# Start of Data provided
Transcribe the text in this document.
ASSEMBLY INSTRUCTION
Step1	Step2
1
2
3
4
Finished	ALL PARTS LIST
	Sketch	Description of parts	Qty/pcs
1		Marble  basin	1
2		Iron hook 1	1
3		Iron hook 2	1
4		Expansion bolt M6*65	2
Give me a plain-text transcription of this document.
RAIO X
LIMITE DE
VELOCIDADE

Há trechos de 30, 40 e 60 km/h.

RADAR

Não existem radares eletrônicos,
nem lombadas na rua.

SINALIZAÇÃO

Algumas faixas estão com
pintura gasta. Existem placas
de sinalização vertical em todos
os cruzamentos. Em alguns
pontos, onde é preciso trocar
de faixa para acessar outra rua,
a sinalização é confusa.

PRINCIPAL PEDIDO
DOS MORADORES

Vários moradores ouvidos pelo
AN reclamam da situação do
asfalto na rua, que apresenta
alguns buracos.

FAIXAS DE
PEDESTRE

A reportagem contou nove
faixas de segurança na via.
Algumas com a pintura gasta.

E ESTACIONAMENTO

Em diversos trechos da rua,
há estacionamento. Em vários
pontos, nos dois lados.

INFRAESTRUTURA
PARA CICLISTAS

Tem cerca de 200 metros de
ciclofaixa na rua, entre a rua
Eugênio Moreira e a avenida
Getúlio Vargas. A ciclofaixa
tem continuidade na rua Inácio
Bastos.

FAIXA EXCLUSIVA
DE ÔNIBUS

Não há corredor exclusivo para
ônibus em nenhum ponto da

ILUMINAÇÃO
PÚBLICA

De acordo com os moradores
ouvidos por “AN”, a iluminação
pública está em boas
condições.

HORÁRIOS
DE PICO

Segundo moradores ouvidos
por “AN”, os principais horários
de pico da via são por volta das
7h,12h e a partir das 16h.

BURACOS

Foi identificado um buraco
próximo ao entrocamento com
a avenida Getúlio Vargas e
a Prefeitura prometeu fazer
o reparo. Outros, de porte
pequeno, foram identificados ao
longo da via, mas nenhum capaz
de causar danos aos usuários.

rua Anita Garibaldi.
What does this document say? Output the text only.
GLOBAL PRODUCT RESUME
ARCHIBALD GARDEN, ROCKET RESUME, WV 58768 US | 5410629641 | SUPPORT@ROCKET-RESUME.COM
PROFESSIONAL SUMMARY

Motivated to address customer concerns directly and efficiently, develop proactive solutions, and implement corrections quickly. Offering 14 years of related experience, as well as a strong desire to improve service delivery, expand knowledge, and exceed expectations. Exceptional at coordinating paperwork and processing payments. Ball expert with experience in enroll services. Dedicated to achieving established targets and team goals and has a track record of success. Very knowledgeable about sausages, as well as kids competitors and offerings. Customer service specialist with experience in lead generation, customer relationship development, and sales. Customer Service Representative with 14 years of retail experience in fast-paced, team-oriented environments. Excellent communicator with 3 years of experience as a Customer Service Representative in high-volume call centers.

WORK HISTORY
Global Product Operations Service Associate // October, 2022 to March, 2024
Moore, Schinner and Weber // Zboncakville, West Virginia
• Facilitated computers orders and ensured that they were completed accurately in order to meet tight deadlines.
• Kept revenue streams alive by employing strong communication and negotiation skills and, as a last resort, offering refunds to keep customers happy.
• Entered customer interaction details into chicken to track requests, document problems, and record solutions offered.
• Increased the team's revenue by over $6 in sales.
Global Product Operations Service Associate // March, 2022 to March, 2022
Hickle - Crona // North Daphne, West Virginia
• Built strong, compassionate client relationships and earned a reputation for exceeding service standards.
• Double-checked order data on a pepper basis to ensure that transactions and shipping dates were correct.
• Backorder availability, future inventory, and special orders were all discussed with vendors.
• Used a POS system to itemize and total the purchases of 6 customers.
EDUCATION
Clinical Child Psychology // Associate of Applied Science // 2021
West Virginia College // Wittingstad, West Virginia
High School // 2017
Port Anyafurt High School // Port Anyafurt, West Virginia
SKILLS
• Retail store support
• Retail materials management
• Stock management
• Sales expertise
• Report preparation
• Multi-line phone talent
# End of Data provided
→ **What is being asked**: Select every line where the word "avenida" occurs.

→ **Result of the task**:
Eugênio Moreira e a avenida
a avenida Getúlio Vargas e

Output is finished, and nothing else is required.